## Written tasks
- 1) From the Fatal Fury excerpt, list each speed at which the SNES CPU bus runs, together with the areas accessed at that speed.
- 2) According to the Fatal Fury excerpt, why is it unsurprising that fighting games use compression?
- 3) Which CPU does the Fatal Fury excerpt say the Neo Geo has?

## Text excerpt
============================================================

So it’s pretty much what you might have guessed. Fighting games require a lot of graphics for large, detailed characters, and corporations want to sell smaller ROMs, so compression is unsurprising. Now, why is Fatal Fury so much slower than, say, Street Fighter II? Even the weird lock-on technology version I have?
Eh, who knows. The game might just be less efficiently coded, or the compression is more aggressive– Fatal Fury is a smaller ROM than Street Fighter II. Programming is all about tradeoffs.
Well, the easiest fix is to run Fatal Fury on the Neo Geo.
Okay, okay, that was rude of me. But, why is Fatal Fury faster on the Neo Geo?
- No decompression needed; graphics are in ROMs right on the video bus, like the NES games that used CHR-ROM.
- Writes to video RAM can be done at any time. The SNES has to wait for blanking periods.
- If it needs to do heavy data processing, the Neo Geo has a 12MHz Motorola 68000 CPU, while the SNES has a… how fast is the S-CPU anyway?
A quick look at Wikipedia will tell you that the S-CPU, a Ricoh 5A22 based on a WDC 65c816 core, runs at 3.58MHz. But that’s not quite true. Much like your internet speeds, the Ricoh 5A22 runs at up to 3.58MHz. It can also run as slow as 1.8MHz! This is a variable-speed bus, which is actually an incredibly common technique. The speed depends on the address being read.
Specifically, the areas are:
- 3.58MHz: Hardware registers, fast ROM
- 2.68MHz: Slow ROM, work RAM
- 1.79MHz: Accessing certain peripherals (the controller)
I have to admit, while the most reliable sources, including the source code for the well-regarded higan emulator all say the speed drops for the RAM, I’m a bit surprised– usually, it’s easier to get faster-running RAM. I’m also not sure why the controller is so much slower; perhaps the original backwards-compatibility plans with the NES required a slow controller port that could stay in line with the shift registers in early NES controllers? I’m just speculating here.
What we actually care about here is the difference between slow ROM and fast ROM. See, this depends on what’s in the cartridge. (Of course, what’s in the cartridge was determined by Nintendo, who manufactured all licensed SNES games. And they charged dearly for the difference. Given how NEC/Hudson were selling HuCards to match with a 7.1MHz 65C02 CPU, I have to wonder if they were charging too much, but this isn’t a review of Nintendo’s business practices) In any case, it’s no surprise that Fatal Fury used slow ROM– which means that the CPU is very rarely actually running at that 3.58MHz.
So, would the 33% increase in CPU bus speed (only when accessing ROM) actually matter for us? Well, there’s no way to find out but to do it.
Converting a game to use FastROM isn’t my idea, it’s been done quite a few times. Most famously, Vitor Vilela, known for his work converting games to use the SA-1 coprocessor, has converted several games to fast ROM, including Super Castlevania IV, seeing impressive results reducing slowdown. Check that out for a picture of what proper patch code might look like, and check out kandowontu for even more FastROM games. Keep reading this blog post for a careful explanation of a hackjob.

============================================================

## Annotated element listings
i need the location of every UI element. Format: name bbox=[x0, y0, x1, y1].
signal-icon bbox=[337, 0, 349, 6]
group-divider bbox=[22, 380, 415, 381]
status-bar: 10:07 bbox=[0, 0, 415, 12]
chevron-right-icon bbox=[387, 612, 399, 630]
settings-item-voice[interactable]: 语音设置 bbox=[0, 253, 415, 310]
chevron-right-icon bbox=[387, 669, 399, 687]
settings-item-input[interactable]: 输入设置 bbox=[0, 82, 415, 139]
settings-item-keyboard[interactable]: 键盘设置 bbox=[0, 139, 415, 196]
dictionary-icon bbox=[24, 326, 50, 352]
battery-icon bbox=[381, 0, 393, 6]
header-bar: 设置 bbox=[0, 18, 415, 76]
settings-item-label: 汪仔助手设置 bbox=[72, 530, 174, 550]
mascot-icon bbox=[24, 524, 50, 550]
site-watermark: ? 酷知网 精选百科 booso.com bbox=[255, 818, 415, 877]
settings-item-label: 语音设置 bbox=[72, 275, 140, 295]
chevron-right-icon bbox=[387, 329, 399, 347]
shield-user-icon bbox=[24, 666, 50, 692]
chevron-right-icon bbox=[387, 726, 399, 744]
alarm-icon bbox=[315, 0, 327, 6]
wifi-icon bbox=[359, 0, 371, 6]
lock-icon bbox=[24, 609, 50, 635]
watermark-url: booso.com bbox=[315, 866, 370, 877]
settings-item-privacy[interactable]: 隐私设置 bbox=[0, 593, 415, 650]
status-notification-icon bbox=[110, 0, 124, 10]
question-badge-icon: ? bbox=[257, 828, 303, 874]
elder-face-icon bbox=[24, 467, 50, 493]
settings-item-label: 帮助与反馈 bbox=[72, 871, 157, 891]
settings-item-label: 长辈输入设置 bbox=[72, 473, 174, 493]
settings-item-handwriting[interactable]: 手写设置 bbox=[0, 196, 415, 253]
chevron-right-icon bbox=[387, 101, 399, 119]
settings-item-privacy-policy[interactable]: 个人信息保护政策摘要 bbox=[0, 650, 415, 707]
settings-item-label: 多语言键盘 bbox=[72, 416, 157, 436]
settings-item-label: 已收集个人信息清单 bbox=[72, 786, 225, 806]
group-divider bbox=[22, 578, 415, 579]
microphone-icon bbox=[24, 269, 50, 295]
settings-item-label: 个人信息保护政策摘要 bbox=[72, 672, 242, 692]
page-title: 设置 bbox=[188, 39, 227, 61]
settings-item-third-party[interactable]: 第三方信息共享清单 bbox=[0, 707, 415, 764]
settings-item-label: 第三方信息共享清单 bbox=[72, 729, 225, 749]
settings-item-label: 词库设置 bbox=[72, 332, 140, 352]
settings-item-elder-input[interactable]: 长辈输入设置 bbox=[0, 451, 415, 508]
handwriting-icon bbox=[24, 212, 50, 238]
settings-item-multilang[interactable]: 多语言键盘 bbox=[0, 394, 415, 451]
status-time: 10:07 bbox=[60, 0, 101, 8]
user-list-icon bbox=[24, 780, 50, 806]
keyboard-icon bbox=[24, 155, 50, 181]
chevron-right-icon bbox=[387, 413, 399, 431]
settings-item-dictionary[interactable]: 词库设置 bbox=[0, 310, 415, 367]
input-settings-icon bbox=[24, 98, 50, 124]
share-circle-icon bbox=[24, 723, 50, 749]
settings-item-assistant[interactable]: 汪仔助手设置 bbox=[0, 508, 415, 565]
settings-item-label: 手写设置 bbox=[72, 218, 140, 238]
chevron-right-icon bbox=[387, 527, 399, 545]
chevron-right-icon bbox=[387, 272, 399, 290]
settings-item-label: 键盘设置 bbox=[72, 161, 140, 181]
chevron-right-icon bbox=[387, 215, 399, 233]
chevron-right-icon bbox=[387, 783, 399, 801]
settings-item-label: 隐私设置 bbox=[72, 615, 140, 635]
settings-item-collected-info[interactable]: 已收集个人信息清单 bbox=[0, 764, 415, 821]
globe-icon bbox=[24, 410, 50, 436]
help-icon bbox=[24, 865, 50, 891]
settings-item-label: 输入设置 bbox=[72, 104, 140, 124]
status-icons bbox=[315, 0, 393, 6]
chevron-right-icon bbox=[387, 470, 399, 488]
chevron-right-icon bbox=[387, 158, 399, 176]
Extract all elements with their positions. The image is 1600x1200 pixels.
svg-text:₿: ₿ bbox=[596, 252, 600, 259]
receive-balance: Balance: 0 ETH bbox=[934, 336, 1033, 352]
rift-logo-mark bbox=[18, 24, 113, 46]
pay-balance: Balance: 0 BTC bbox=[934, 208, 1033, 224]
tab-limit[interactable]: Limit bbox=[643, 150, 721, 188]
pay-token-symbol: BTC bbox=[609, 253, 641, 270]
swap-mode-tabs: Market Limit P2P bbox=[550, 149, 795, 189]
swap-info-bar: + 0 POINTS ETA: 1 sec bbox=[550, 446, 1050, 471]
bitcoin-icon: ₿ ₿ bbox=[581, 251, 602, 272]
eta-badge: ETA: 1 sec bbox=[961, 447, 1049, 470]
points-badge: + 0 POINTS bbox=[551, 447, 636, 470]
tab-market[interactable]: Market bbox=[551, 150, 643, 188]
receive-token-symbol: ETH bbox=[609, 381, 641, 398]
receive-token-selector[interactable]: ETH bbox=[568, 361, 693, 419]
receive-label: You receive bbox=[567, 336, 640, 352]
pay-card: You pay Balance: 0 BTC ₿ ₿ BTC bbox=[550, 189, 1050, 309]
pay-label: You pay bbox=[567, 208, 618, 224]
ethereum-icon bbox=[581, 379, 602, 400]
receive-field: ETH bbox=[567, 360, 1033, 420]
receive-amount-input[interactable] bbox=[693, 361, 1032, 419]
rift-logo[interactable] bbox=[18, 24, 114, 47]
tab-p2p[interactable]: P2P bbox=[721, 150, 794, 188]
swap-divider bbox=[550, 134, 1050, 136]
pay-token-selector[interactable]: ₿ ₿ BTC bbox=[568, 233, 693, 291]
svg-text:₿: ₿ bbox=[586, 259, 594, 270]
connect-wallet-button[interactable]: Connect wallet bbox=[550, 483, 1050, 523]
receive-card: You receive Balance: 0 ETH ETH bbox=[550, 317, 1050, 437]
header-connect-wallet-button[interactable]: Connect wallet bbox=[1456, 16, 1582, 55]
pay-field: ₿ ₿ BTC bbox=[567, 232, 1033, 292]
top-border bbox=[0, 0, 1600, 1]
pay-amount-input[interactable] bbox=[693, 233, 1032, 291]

============================================================

## Full solutions
- 1)
- 3.58MHz: hardware registers and fast ROM
- 2.68MHz: slow ROM and work RAM
- 1.79MHz: certain peripherals (the controller)

- 2) Fighting games require a large amount of graphics for their large, detailed characters. Corporations also want to sell smaller ROMs, so compressing that graphics data is to be expected.

- 3) A 12MHz Motorola 68000 CPU.